■ PROBLEM REQUIREMENTS ■
Reproduce the listing word for word. Skip any image.

[Start DATA FOR THIS TASK]

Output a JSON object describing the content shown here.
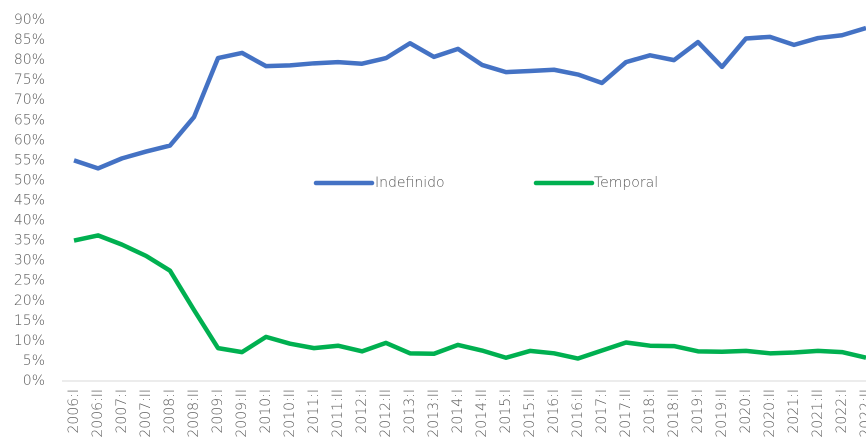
{
  "chart_data": {
    "type": "line",
    "categories": [
      "2006:I",
      "2006:II",
      "2007:I",
      "2007:II",
      "2008:I",
      "2008:II",
      "2009:I",
      "2009:II",
      "2010:I",
      "2010:II",
      "2011:I",
      "2011:II",
      "2012:I",
      "2012:II",
      "2013:I",
      "2013:II",
      "2014:I",
      "2014:II",
      "2015:I",
      "2015:II",
      "2016:I",
      "2016:II",
      "2017:I",
      "2017:II",
      "2018:I",
      "2018:II",
      "2019:I",
      "2019:II",
      "2020:I",
      "2020:II",
      "2021:I",
      "2021:II",
      "2022:I",
      "2022:II"
    ],
    "series": [
      {
        "name": "Indefinido",
        "color": "#4472c4",
        "values": [
          55,
          53,
          55.5,
          57.2,
          58.7,
          65.8,
          80.5,
          81.8,
          78.5,
          78.7,
          79.2,
          79.5,
          79.1,
          80.5,
          84.2,
          80.8,
          82.8,
          78.8,
          77,
          77.3,
          77.6,
          76.4,
          74.3,
          79.5,
          81.2,
          80,
          84.5,
          78.3,
          85.4,
          85.8,
          83.8,
          85.5,
          86.2,
          88
        ]
      },
      {
        "name": "Temporal",
        "color": "#00b050",
        "values": [
          35,
          36.3,
          34,
          31.2,
          27.5,
          17.7,
          8.2,
          7.2,
          11,
          9.3,
          8.2,
          8.8,
          7.4,
          9.5,
          6.9,
          6.8,
          9,
          7.6,
          5.8,
          7.5,
          6.9,
          5.6,
          7.6,
          9.6,
          8.8,
          8.7,
          7.4,
          7.3,
          7.5,
          6.9,
          7.1,
          7.5,
          7.2,
          5.8
        ]
      }
    ],
    "ylim": [
      0,
      90
    ],
    "yticks": [
      {
        "value": 0,
        "label": "0%"
      },
      {
        "value": 5,
        "label": "5%"
      },
      {
        "value": 10,
        "label": "10%"
      },
      {
        "value": 15,
        "label": "15%"
      },
      {
        "value": 20,
        "label": "20%"
      },
      {
        "value": 25,
        "label": "25%"
      },
      {
        "value": 30,
        "label": "30%"
      },
      {
        "value": 35,
        "label": "35%"
      },
      {
        "value": 40,
        "label": "40%"
      },
      {
        "value": 45,
        "label": "45%"
      },
      {
        "value": 50,
        "label": "50%"
      },
      {
        "value": 55,
        "label": "55%"
      },
      {
        "value": 60,
        "label": "60%"
      },
      {
        "value": 65,
        "label": "65%"
      },
      {
        "value": 70,
        "label": "70%"
      },
      {
        "value": 75,
        "label": "75%"
      },
      {
        "value": 80,
        "label": "80%"
      },
      {
        "value": 85,
        "label": "85%"
      },
      {
        "value": 90,
        "label": "90%"
      }
    ],
    "legend": "center"
  }
}
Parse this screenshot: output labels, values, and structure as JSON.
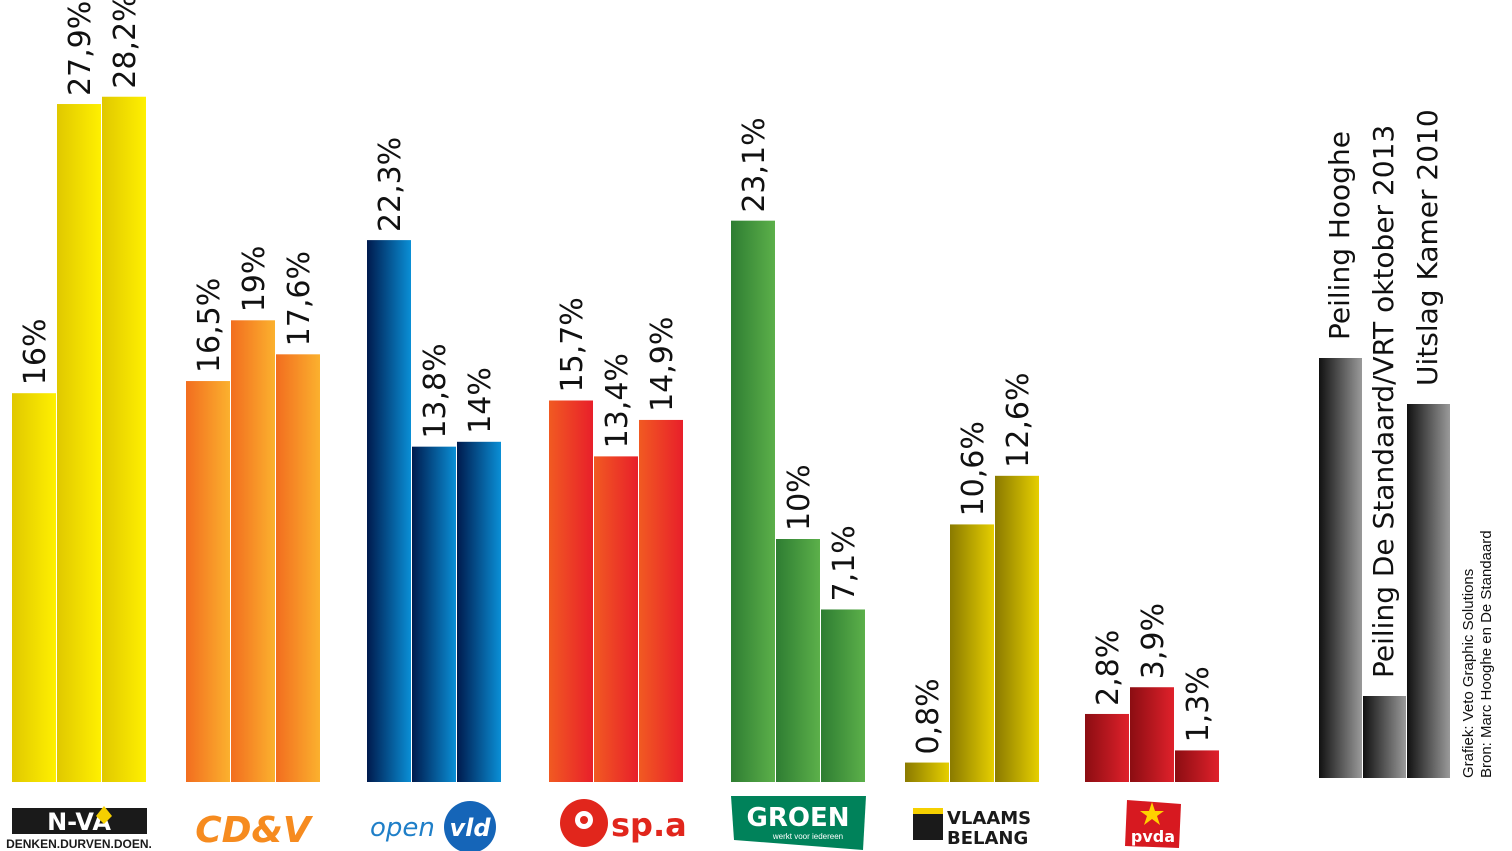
{
  "chart_data": {
    "type": "bar",
    "ylim": [
      0,
      30
    ],
    "series": [
      {
        "name": "Peiling Hooghe",
        "color": "#000000"
      },
      {
        "name": "Peiling De Standaard/VRT oktober 2013",
        "color": "#333333"
      },
      {
        "name": "Uitslag Kamer 2010",
        "color": "#555555"
      }
    ],
    "groups": [
      {
        "party": "N-VA",
        "logo_text": "N-VA",
        "logo_sub": "DENKEN.DURVEN.DOEN.",
        "color_dark": "#e0c800",
        "color_light": "#fff000",
        "values": [
          16,
          27.9,
          28.2
        ],
        "labels": [
          "16%",
          "27,9%",
          "28,2%"
        ]
      },
      {
        "party": "CD&V",
        "logo_text": "CD&V",
        "color_dark": "#f26d1f",
        "color_light": "#fbb12e",
        "values": [
          16.5,
          19,
          17.6
        ],
        "labels": [
          "16,5%",
          "19%",
          "17,6%"
        ]
      },
      {
        "party": "Open VLD",
        "logo_text": "open",
        "logo_badge": "vld",
        "color_dark": "#001a4d",
        "color_light": "#0a8fd6",
        "values": [
          22.3,
          13.8,
          14
        ],
        "labels": [
          "22,3%",
          "13,8%",
          "14%"
        ]
      },
      {
        "party": "sp.a",
        "logo_text": "sp.a",
        "color_dark": "#f15a22",
        "color_light": "#e81f2a",
        "values": [
          15.7,
          13.4,
          14.9
        ],
        "labels": [
          "15,7%",
          "13,4%",
          "14,9%"
        ]
      },
      {
        "party": "Groen",
        "logo_text": "GROEN",
        "logo_sub": "werkt voor iedereen",
        "color_dark": "#2e7d32",
        "color_light": "#5cb04a",
        "values": [
          23.1,
          10,
          7.1
        ],
        "labels": [
          "23,1%",
          "10%",
          "7,1%"
        ]
      },
      {
        "party": "Vlaams Belang",
        "logo_text": "VLAAMS",
        "logo_text2": "BELANG",
        "color_dark": "#8a7a00",
        "color_light": "#e6cf00",
        "values": [
          0.8,
          10.6,
          12.6
        ],
        "labels": [
          "0,8%",
          "10,6%",
          "12,6%"
        ]
      },
      {
        "party": "PVDA",
        "logo_text": "pvda",
        "color_dark": "#8b0d12",
        "color_light": "#e0212b",
        "values": [
          2.8,
          3.9,
          1.3
        ],
        "labels": [
          "2,8%",
          "3,9%",
          "1,3%"
        ]
      }
    ],
    "credits": [
      "Grafiek: Veto Graphic Solutions",
      "Bron: Marc Hooghe en De Standaard"
    ]
  }
}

[End DATA FOR THIS TASK]

■ THE SOLUTION ■
Output a JSON object describing the content shown here.
{
  "chart_data": {
    "type": "line",
    "categories": [
      "2006:I",
      "2006:II",
      "2007:I",
      "2007:II",
      "2008:I",
      "2008:II",
      "2009:I",
      "2009:II",
      "2010:I",
      "2010:II",
      "2011:I",
      "2011:II",
      "2012:I",
      "2012:II",
      "2013:I",
      "2013:II",
      "2014:I",
      "2014:II",
      "2015:I",
      "2015:II",
      "2016:I",
      "2016:II",
      "2017:I",
      "2017:II",
      "2018:I",
      "2018:II",
      "2019:I",
      "2019:II",
      "2020:I",
      "2020:II",
      "2021:I",
      "2021:II",
      "2022:I",
      "2022:II"
    ],
    "series": [
      {
        "name": "Indefinido",
        "color": "#4472c4",
        "values": [
          55,
          53,
          55.5,
          57.2,
          58.7,
          65.8,
          80.5,
          81.8,
          78.5,
          78.7,
          79.2,
          79.5,
          79.1,
          80.5,
          84.2,
          80.8,
          82.8,
          78.8,
          77,
          77.3,
          77.6,
          76.4,
          74.3,
          79.5,
          81.2,
          80,
          84.5,
          78.3,
          85.4,
          85.8,
          83.8,
          85.5,
          86.2,
          88
        ]
      },
      {
        "name": "Temporal",
        "color": "#00b050",
        "values": [
          35,
          36.3,
          34,
          31.2,
          27.5,
          17.7,
          8.2,
          7.2,
          11,
          9.3,
          8.2,
          8.8,
          7.4,
          9.5,
          6.9,
          6.8,
          9,
          7.6,
          5.8,
          7.5,
          6.9,
          5.6,
          7.6,
          9.6,
          8.8,
          8.7,
          7.4,
          7.3,
          7.5,
          6.9,
          7.1,
          7.5,
          7.2,
          5.8
        ]
      }
    ],
    "ylim": [
      0,
      90
    ],
    "yticks": [
      {
        "value": 0,
        "label": "0%"
      },
      {
        "value": 5,
        "label": "5%"
      },
      {
        "value": 10,
        "label": "10%"
      },
      {
        "value": 15,
        "label": "15%"
      },
      {
        "value": 20,
        "label": "20%"
      },
      {
        "value": 25,
        "label": "25%"
      },
      {
        "value": 30,
        "label": "30%"
      },
      {
        "value": 35,
        "label": "35%"
      },
      {
        "value": 40,
        "label": "40%"
      },
      {
        "value": 45,
        "label": "45%"
      },
      {
        "value": 50,
        "label": "50%"
      },
      {
        "value": 55,
        "label": "55%"
      },
      {
        "value": 60,
        "label": "60%"
      },
      {
        "value": 65,
        "label": "65%"
      },
      {
        "value": 70,
        "label": "70%"
      },
      {
        "value": 75,
        "label": "75%"
      },
      {
        "value": 80,
        "label": "80%"
      },
      {
        "value": 85,
        "label": "85%"
      },
      {
        "value": 90,
        "label": "90%"
      }
    ],
    "legend": "center"
  }
}
Parse this screenshot: output labels, values, and structure as JSON.
{
  "chart_data": {
    "type": "bar",
    "ylim": [
      0,
      30
    ],
    "series": [
      {
        "name": "Peiling Hooghe",
        "color": "#000000"
      },
      {
        "name": "Peiling De Standaard/VRT oktober 2013",
        "color": "#333333"
      },
      {
        "name": "Uitslag Kamer 2010",
        "color": "#555555"
      }
    ],
    "groups": [
      {
        "party": "N-VA",
        "logo_text": "N-VA",
        "logo_sub": "DENKEN.DURVEN.DOEN.",
        "color_dark": "#e0c800",
        "color_light": "#fff000",
        "values": [
          16,
          27.9,
          28.2
        ],
        "labels": [
          "16%",
          "27,9%",
          "28,2%"
        ]
      },
      {
        "party": "CD&V",
        "logo_text": "CD&V",
        "color_dark": "#f26d1f",
        "color_light": "#fbb12e",
        "values": [
          16.5,
          19,
          17.6
        ],
        "labels": [
          "16,5%",
          "19%",
          "17,6%"
        ]
      },
      {
        "party": "Open VLD",
        "logo_text": "open",
        "logo_badge": "vld",
        "color_dark": "#001a4d",
        "color_light": "#0a8fd6",
        "values": [
          22.3,
          13.8,
          14
        ],
        "labels": [
          "22,3%",
          "13,8%",
          "14%"
        ]
      },
      {
        "party": "sp.a",
        "logo_text": "sp.a",
        "color_dark": "#f15a22",
        "color_light": "#e81f2a",
        "values": [
          15.7,
          13.4,
          14.9
        ],
        "labels": [
          "15,7%",
          "13,4%",
          "14,9%"
        ]
      },
      {
        "party": "Groen",
        "logo_text": "GROEN",
        "logo_sub": "werkt voor iedereen",
        "color_dark": "#2e7d32",
        "color_light": "#5cb04a",
        "values": [
          23.1,
          10,
          7.1
        ],
        "labels": [
          "23,1%",
          "10%",
          "7,1%"
        ]
      },
      {
        "party": "Vlaams Belang",
        "logo_text": "VLAAMS",
        "logo_text2": "BELANG",
        "color_dark": "#8a7a00",
        "color_light": "#e6cf00",
        "values": [
          0.8,
          10.6,
          12.6
        ],
        "labels": [
          "0,8%",
          "10,6%",
          "12,6%"
        ]
      },
      {
        "party": "PVDA",
        "logo_text": "pvda",
        "color_dark": "#8b0d12",
        "color_light": "#e0212b",
        "values": [
          2.8,
          3.9,
          1.3
        ],
        "labels": [
          "2,8%",
          "3,9%",
          "1,3%"
        ]
      }
    ],
    "credits": [
      "Grafiek: Veto Graphic Solutions",
      "Bron: Marc Hooghe en De Standaard"
    ]
  }
}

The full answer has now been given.